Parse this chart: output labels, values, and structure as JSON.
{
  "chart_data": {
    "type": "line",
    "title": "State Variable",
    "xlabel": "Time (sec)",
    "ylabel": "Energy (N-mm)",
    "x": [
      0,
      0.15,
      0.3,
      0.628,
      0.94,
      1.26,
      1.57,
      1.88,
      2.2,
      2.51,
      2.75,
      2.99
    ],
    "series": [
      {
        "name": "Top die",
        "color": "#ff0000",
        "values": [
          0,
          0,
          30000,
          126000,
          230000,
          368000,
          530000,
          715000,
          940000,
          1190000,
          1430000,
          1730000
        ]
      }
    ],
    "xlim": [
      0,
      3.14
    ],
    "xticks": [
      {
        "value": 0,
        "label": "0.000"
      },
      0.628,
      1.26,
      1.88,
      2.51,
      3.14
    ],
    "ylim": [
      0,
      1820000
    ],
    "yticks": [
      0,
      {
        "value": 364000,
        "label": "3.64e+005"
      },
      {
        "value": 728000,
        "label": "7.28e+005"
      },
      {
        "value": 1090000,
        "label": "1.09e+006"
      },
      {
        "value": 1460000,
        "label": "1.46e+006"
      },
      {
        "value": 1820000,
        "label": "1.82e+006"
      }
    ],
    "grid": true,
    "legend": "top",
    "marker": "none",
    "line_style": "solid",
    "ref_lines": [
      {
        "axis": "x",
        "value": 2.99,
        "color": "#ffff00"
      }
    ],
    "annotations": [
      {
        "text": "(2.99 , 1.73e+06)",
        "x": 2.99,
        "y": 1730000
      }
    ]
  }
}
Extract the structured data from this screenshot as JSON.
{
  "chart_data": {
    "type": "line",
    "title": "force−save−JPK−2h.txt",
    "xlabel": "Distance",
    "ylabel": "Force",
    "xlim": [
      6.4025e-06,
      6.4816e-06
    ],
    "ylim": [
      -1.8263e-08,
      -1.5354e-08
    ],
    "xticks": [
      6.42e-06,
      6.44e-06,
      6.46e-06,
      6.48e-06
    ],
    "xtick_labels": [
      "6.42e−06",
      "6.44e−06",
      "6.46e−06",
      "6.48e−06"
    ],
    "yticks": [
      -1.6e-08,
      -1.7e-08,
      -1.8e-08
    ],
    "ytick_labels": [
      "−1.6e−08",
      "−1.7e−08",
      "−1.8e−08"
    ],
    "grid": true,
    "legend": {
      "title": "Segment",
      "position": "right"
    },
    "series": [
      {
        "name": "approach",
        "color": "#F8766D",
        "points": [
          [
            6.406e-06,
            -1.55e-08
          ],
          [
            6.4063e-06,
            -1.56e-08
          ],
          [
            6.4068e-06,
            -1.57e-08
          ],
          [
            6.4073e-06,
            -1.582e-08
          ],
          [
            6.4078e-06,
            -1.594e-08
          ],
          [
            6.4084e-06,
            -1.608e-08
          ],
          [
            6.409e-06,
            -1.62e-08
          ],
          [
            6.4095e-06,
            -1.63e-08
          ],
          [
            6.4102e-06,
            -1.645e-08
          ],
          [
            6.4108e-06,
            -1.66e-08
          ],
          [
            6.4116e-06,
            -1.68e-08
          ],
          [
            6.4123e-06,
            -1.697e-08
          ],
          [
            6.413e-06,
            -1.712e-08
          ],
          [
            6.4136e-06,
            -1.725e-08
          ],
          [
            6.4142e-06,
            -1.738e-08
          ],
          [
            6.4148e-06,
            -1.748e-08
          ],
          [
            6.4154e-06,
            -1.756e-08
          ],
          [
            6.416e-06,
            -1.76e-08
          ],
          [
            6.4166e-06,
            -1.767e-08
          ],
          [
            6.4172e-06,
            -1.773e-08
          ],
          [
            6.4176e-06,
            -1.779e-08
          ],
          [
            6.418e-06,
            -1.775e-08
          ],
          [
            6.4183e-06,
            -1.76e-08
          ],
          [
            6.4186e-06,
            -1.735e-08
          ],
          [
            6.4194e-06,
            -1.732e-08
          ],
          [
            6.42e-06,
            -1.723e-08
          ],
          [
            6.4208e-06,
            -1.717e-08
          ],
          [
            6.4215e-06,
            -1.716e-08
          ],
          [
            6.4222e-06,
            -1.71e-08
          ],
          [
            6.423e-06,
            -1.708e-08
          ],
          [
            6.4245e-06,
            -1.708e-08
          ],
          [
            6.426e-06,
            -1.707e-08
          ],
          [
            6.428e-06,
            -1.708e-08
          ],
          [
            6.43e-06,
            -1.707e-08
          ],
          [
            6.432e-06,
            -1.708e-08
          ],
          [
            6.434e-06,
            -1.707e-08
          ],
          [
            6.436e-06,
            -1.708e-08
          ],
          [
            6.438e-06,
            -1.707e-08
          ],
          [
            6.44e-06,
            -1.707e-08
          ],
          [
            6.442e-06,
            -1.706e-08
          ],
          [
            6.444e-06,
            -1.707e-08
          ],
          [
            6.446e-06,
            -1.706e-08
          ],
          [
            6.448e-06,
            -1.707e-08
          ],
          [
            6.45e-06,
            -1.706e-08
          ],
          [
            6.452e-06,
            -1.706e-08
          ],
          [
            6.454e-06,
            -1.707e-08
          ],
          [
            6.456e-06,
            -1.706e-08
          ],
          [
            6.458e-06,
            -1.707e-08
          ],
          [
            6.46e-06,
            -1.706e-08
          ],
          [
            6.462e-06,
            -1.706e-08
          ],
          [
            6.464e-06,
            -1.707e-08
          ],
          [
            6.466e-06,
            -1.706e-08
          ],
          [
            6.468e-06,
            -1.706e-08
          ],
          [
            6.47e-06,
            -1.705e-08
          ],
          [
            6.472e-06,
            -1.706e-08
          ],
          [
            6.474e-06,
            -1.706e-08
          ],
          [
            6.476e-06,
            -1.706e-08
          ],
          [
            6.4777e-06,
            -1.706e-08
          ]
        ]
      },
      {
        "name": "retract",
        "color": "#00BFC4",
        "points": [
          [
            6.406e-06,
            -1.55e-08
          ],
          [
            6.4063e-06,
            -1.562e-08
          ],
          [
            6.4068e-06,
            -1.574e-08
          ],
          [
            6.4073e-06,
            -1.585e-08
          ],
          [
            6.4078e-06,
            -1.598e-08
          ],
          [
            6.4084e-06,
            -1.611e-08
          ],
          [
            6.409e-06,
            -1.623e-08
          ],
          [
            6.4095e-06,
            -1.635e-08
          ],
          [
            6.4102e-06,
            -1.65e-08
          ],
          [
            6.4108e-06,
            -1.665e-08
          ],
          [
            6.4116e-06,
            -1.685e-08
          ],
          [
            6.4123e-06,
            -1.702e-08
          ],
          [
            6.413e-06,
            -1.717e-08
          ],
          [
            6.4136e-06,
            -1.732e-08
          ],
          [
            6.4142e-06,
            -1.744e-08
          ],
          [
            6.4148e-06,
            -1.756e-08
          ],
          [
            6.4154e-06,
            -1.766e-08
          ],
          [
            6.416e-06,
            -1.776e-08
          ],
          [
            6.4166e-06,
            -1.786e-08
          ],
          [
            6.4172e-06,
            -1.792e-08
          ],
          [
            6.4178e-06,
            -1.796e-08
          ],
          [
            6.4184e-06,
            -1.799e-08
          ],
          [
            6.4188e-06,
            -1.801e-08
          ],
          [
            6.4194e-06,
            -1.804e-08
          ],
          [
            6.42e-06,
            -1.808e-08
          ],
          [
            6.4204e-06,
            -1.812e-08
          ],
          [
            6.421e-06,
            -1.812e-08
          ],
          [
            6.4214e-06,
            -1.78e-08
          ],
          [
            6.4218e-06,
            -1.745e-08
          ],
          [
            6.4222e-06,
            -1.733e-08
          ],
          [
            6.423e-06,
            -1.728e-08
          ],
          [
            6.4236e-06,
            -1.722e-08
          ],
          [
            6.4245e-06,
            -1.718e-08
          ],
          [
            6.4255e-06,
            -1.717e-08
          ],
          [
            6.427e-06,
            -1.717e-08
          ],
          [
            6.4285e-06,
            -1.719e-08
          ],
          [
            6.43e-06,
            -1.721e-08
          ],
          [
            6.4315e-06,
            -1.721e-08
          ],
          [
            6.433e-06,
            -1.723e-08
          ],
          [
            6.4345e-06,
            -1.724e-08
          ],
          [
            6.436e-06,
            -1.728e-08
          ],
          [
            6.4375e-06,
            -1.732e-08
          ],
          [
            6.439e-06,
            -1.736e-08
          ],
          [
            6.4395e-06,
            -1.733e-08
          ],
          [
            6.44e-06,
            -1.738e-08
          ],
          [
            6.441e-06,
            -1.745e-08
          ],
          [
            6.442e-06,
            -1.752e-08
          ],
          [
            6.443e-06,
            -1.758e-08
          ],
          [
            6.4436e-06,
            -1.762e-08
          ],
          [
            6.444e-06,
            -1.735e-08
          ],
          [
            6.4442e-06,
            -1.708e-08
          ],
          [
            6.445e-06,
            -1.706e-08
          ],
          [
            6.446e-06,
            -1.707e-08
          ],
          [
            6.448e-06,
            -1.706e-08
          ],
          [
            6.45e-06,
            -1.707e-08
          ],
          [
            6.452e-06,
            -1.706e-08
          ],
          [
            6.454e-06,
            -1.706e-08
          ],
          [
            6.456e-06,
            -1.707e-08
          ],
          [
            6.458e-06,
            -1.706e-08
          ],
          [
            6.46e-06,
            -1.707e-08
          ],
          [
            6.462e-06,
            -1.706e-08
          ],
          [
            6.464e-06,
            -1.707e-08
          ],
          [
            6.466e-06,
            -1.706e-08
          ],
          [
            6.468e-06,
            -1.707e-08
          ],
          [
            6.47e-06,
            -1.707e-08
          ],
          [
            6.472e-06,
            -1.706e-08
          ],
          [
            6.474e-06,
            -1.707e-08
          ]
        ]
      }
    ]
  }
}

* * * * * * *

* _Task statement_
Gather all lines from the listing above in which "title" occurs.

* _Response to this exercise_
    "title": "State Variable",
    "title": "force−save−JPK−2h.txt",
      "title": "Segment",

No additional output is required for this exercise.